▸ RECORDS SUPPLIED:
————

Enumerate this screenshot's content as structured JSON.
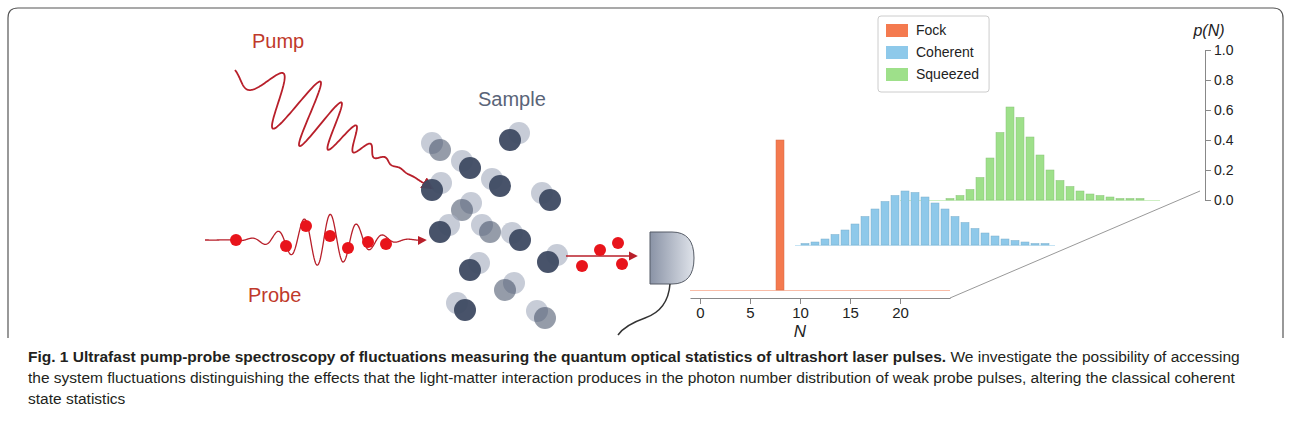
{
  "diagram": {
    "pump_label": "Pump",
    "probe_label": "Probe",
    "sample_label": "Sample"
  },
  "chart_data": {
    "type": "bar",
    "x_label": "N",
    "y_label": "p(N)",
    "x": [
      0,
      1,
      2,
      3,
      4,
      5,
      6,
      7,
      8,
      9,
      10,
      11,
      12,
      13,
      14,
      15,
      16,
      17,
      18,
      19,
      20,
      21,
      22,
      23,
      24
    ],
    "series": [
      {
        "name": "Fock",
        "color": "#f47a4f",
        "values": [
          null,
          null,
          null,
          null,
          null,
          null,
          null,
          null,
          1.0,
          null,
          null,
          null,
          null,
          null,
          null,
          null,
          null,
          null,
          null,
          null,
          null,
          null,
          null,
          null,
          null
        ]
      },
      {
        "name": "Coherent",
        "color": "#8ec9ea",
        "values": [
          0.01,
          0.02,
          0.04,
          0.07,
          0.1,
          0.14,
          0.19,
          0.24,
          0.29,
          0.33,
          0.36,
          0.35,
          0.32,
          0.28,
          0.24,
          0.19,
          0.15,
          0.11,
          0.08,
          0.06,
          0.04,
          0.03,
          0.02,
          0.01,
          0.01
        ]
      },
      {
        "name": "Squeezed",
        "color": "#9ee08a",
        "values": [
          0,
          0,
          0,
          0,
          0.01,
          0.03,
          0.07,
          0.15,
          0.28,
          0.45,
          0.62,
          0.55,
          0.42,
          0.3,
          0.2,
          0.13,
          0.09,
          0.06,
          0.04,
          0.03,
          0.02,
          0.01,
          0.01,
          0.01,
          0
        ]
      }
    ],
    "xlim": [
      -1,
      25
    ],
    "xticks": [
      0,
      5,
      10,
      15,
      20
    ],
    "ylim": [
      0,
      1
    ],
    "yticks": [
      {
        "value": 0,
        "label": "0.0"
      },
      0.2,
      0.4,
      0.6,
      0.8,
      {
        "value": 1,
        "label": "1.0"
      }
    ],
    "legend": "top"
  },
  "caption": {
    "title": "Fig. 1 Ultrafast pump-probe spectroscopy of fluctuations measuring the quantum optical statistics of ultrashort laser pulses.",
    "text": "We investigate the possibility of accessing the system fluctuations distinguishing the effects that the light-matter interaction produces in the photon number distribution of weak probe pulses, altering the classical coherent state statistics"
  }
}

————

▸ INSTRUCTIONS FOR THE TASK: Across the preceding material, how many lines contain the word "pulses"? State the number alone.

▸ WRITTEN RESPONSE: 2